* Start Task data *

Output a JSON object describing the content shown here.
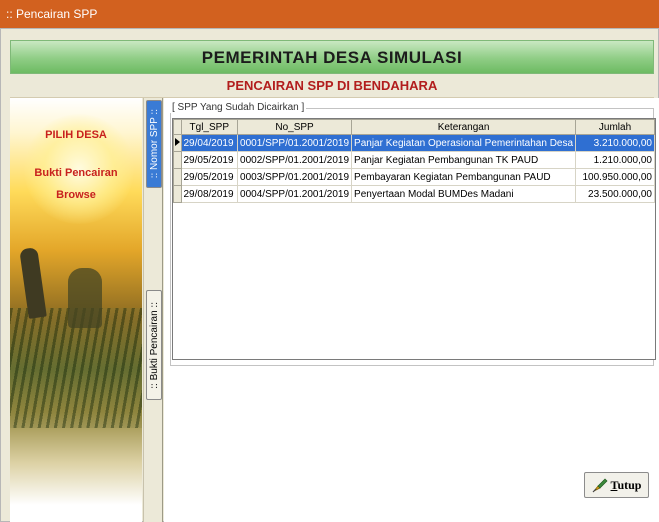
{
  "window": {
    "title": ":: Pencairan SPP"
  },
  "header": {
    "title": "PEMERINTAH DESA SIMULASI",
    "subtitle": "PENCAIRAN SPP DI BENDAHARA"
  },
  "sidebar": {
    "items": [
      {
        "label": "PILIH DESA"
      },
      {
        "label": "Bukti Pencairan"
      },
      {
        "label": "Browse"
      }
    ]
  },
  "tabs": [
    {
      "label": ":: Nomor SPP ::",
      "active": true
    },
    {
      "label": ":: Bukti Pencairan ::",
      "active": false
    }
  ],
  "group": {
    "legend": "[ SPP Yang Sudah Dicairkan ]"
  },
  "table": {
    "columns": [
      "Tgl_SPP",
      "No_SPP",
      "Keterangan",
      "Jumlah"
    ],
    "rows": [
      {
        "tgl": "29/04/2019",
        "no": "0001/SPP/01.2001/2019",
        "ket": "Panjar Kegiatan Operasional Pemerintahan Desa",
        "jumlah": "3.210.000,00",
        "selected": true
      },
      {
        "tgl": "29/05/2019",
        "no": "0002/SPP/01.2001/2019",
        "ket": "Panjar Kegiatan Pembangunan TK PAUD",
        "jumlah": "1.210.000,00",
        "selected": false
      },
      {
        "tgl": "29/05/2019",
        "no": "0003/SPP/01.2001/2019",
        "ket": "Pembayaran Kegiatan Pembangunan PAUD",
        "jumlah": "100.950.000,00",
        "selected": false
      },
      {
        "tgl": "29/08/2019",
        "no": "0004/SPP/01.2001/2019",
        "ket": "Penyertaan Modal BUMDes Madani",
        "jumlah": "23.500.000,00",
        "selected": false
      }
    ]
  },
  "buttons": {
    "close": {
      "label_key": "T",
      "label_rest": "utup",
      "icon": "brush-icon"
    }
  },
  "colors": {
    "titlebar": "#d2611f",
    "banner": "#8fcd85",
    "subtitle": "#b21d1d",
    "sidebar_link": "#c8211e",
    "selection": "#2f6fd2"
  }
}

* End Task data *

Short exercise => Repeat the entries exactly and keep the pictures out of the copy.

Answer for the task =>
Output a JSON object describing the content shown here.
{
  "window": {
    "title": ":: Pencairan SPP"
  },
  "header": {
    "title": "PEMERINTAH DESA SIMULASI",
    "subtitle": "PENCAIRAN SPP DI BENDAHARA"
  },
  "sidebar": {
    "items": [
      {
        "label": "PILIH DESA"
      },
      {
        "label": "Bukti Pencairan"
      },
      {
        "label": "Browse"
      }
    ]
  },
  "tabs": [
    {
      "label": ":: Nomor SPP ::",
      "active": true
    },
    {
      "label": ":: Bukti Pencairan ::",
      "active": false
    }
  ],
  "group": {
    "legend": "[ SPP Yang Sudah Dicairkan ]"
  },
  "table": {
    "columns": [
      "Tgl_SPP",
      "No_SPP",
      "Keterangan",
      "Jumlah"
    ],
    "rows": [
      {
        "tgl": "29/04/2019",
        "no": "0001/SPP/01.2001/2019",
        "ket": "Panjar Kegiatan Operasional Pemerintahan Desa",
        "jumlah": "3.210.000,00",
        "selected": true
      },
      {
        "tgl": "29/05/2019",
        "no": "0002/SPP/01.2001/2019",
        "ket": "Panjar Kegiatan Pembangunan TK PAUD",
        "jumlah": "1.210.000,00",
        "selected": false
      },
      {
        "tgl": "29/05/2019",
        "no": "0003/SPP/01.2001/2019",
        "ket": "Pembayaran Kegiatan Pembangunan PAUD",
        "jumlah": "100.950.000,00",
        "selected": false
      },
      {
        "tgl": "29/08/2019",
        "no": "0004/SPP/01.2001/2019",
        "ket": "Penyertaan Modal BUMDes Madani",
        "jumlah": "23.500.000,00",
        "selected": false
      }
    ]
  },
  "buttons": {
    "close": {
      "label_key": "T",
      "label_rest": "utup",
      "icon": "brush-icon"
    }
  },
  "colors": {
    "titlebar": "#d2611f",
    "banner": "#8fcd85",
    "subtitle": "#b21d1d",
    "sidebar_link": "#c8211e",
    "selection": "#2f6fd2"
  }
}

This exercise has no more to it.